▶ [Problem to work on] Repeat each entry as written, dropping any picture you find.

▶ [Entries supplied]
============
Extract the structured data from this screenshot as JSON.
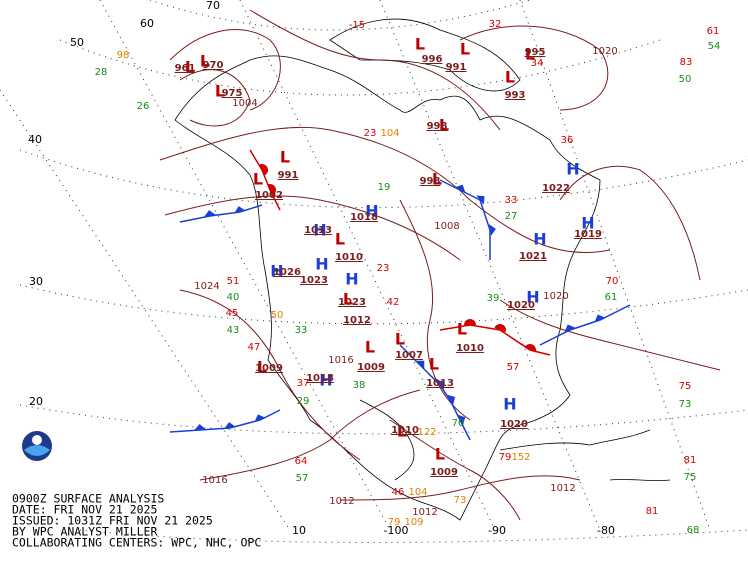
{
  "caption": [
    "0900Z SURFACE ANALYSIS",
    "DATE: FRI NOV 21 2025",
    "ISSUED: 1031Z FRI NOV 21 2025",
    "BY WPC ANALYST MILLER",
    "COLLABORATING CENTERS: WPC, NHC, OPC"
  ],
  "latitude_labels": [
    "70",
    "60",
    "50",
    "40",
    "30",
    "20",
    "10"
  ],
  "longitude_labels": [
    "-100",
    "-90",
    "-80"
  ],
  "pressure_centers": [
    {
      "letter": "H",
      "value": 1018
    },
    {
      "letter": "H",
      "value": 1013
    },
    {
      "letter": "L",
      "value": 1010
    },
    {
      "letter": "H",
      "value": 1026
    },
    {
      "letter": "H",
      "value": 1023
    },
    {
      "letter": "H",
      "value": 1023
    },
    {
      "letter": "L",
      "value": 1012
    },
    {
      "letter": "H",
      "value": 1018
    },
    {
      "letter": "L",
      "value": 1009
    },
    {
      "letter": "L",
      "value": 1007
    },
    {
      "letter": "L",
      "value": 1010
    },
    {
      "letter": "L",
      "value": 1013
    },
    {
      "letter": "L",
      "value": 1010
    },
    {
      "letter": "L",
      "value": 1009
    },
    {
      "letter": "H",
      "value": 1020
    },
    {
      "letter": "H",
      "value": 1022
    },
    {
      "letter": "H",
      "value": 1021
    },
    {
      "letter": "H",
      "value": 1020
    },
    {
      "letter": "H",
      "value": 1019
    },
    {
      "letter": "L",
      "value": 1009
    },
    {
      "letter": "L",
      "value": 1002
    },
    {
      "letter": "L",
      "value": 991
    },
    {
      "letter": "L",
      "value": 998
    },
    {
      "letter": "L",
      "value": 998
    },
    {
      "letter": "L",
      "value": 996
    },
    {
      "letter": "L",
      "value": 991
    },
    {
      "letter": "L",
      "value": 995
    },
    {
      "letter": "L",
      "value": 993
    },
    {
      "letter": "L",
      "value": 975
    },
    {
      "letter": "L",
      "value": 970
    },
    {
      "letter": "L",
      "value": 961
    }
  ],
  "isobar_labels": [
    1024,
    1016,
    1012,
    1012,
    1020,
    1008,
    1020,
    1016,
    1012,
    1004
  ],
  "station_values": {
    "red": [
      -15,
      32,
      23,
      33,
      23,
      51,
      45,
      47,
      42,
      37,
      57,
      70,
      75,
      81,
      81,
      61,
      83,
      79,
      36,
      34,
      64,
      46
    ],
    "green": [
      54,
      50,
      28,
      26,
      19,
      40,
      43,
      33,
      39,
      61,
      57,
      70,
      29,
      38,
      73,
      75,
      68,
      27
    ],
    "orange": [
      98,
      104,
      104,
      109,
      73,
      152,
      79,
      122,
      50
    ]
  }
}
============
▶ [Reply to the task]
Extract the structured data from this screenshot as JSON.
{
  "caption": [
    "0900Z SURFACE ANALYSIS",
    "DATE: FRI NOV 21 2025",
    "ISSUED: 1031Z FRI NOV 21 2025",
    "BY WPC ANALYST MILLER",
    "COLLABORATING CENTERS: WPC, NHC, OPC"
  ],
  "latitude_labels": [
    "70",
    "60",
    "50",
    "40",
    "30",
    "20",
    "10"
  ],
  "longitude_labels": [
    "-100",
    "-90",
    "-80"
  ],
  "pressure_centers": [
    {
      "letter": "H",
      "value": 1018
    },
    {
      "letter": "H",
      "value": 1013
    },
    {
      "letter": "L",
      "value": 1010
    },
    {
      "letter": "H",
      "value": 1026
    },
    {
      "letter": "H",
      "value": 1023
    },
    {
      "letter": "H",
      "value": 1023
    },
    {
      "letter": "L",
      "value": 1012
    },
    {
      "letter": "H",
      "value": 1018
    },
    {
      "letter": "L",
      "value": 1009
    },
    {
      "letter": "L",
      "value": 1007
    },
    {
      "letter": "L",
      "value": 1010
    },
    {
      "letter": "L",
      "value": 1013
    },
    {
      "letter": "L",
      "value": 1010
    },
    {
      "letter": "L",
      "value": 1009
    },
    {
      "letter": "H",
      "value": 1020
    },
    {
      "letter": "H",
      "value": 1022
    },
    {
      "letter": "H",
      "value": 1021
    },
    {
      "letter": "H",
      "value": 1020
    },
    {
      "letter": "H",
      "value": 1019
    },
    {
      "letter": "L",
      "value": 1009
    },
    {
      "letter": "L",
      "value": 1002
    },
    {
      "letter": "L",
      "value": 991
    },
    {
      "letter": "L",
      "value": 998
    },
    {
      "letter": "L",
      "value": 998
    },
    {
      "letter": "L",
      "value": 996
    },
    {
      "letter": "L",
      "value": 991
    },
    {
      "letter": "L",
      "value": 995
    },
    {
      "letter": "L",
      "value": 993
    },
    {
      "letter": "L",
      "value": 975
    },
    {
      "letter": "L",
      "value": 970
    },
    {
      "letter": "L",
      "value": 961
    }
  ],
  "isobar_labels": [
    1024,
    1016,
    1012,
    1012,
    1020,
    1008,
    1020,
    1016,
    1012,
    1004
  ],
  "station_values": {
    "red": [
      -15,
      32,
      23,
      33,
      23,
      51,
      45,
      47,
      42,
      37,
      57,
      70,
      75,
      81,
      81,
      61,
      83,
      79,
      36,
      34,
      64,
      46
    ],
    "green": [
      54,
      50,
      28,
      26,
      19,
      40,
      43,
      33,
      39,
      61,
      57,
      70,
      29,
      38,
      73,
      75,
      68,
      27
    ],
    "orange": [
      98,
      104,
      104,
      109,
      73,
      152,
      79,
      122,
      50
    ]
  }
}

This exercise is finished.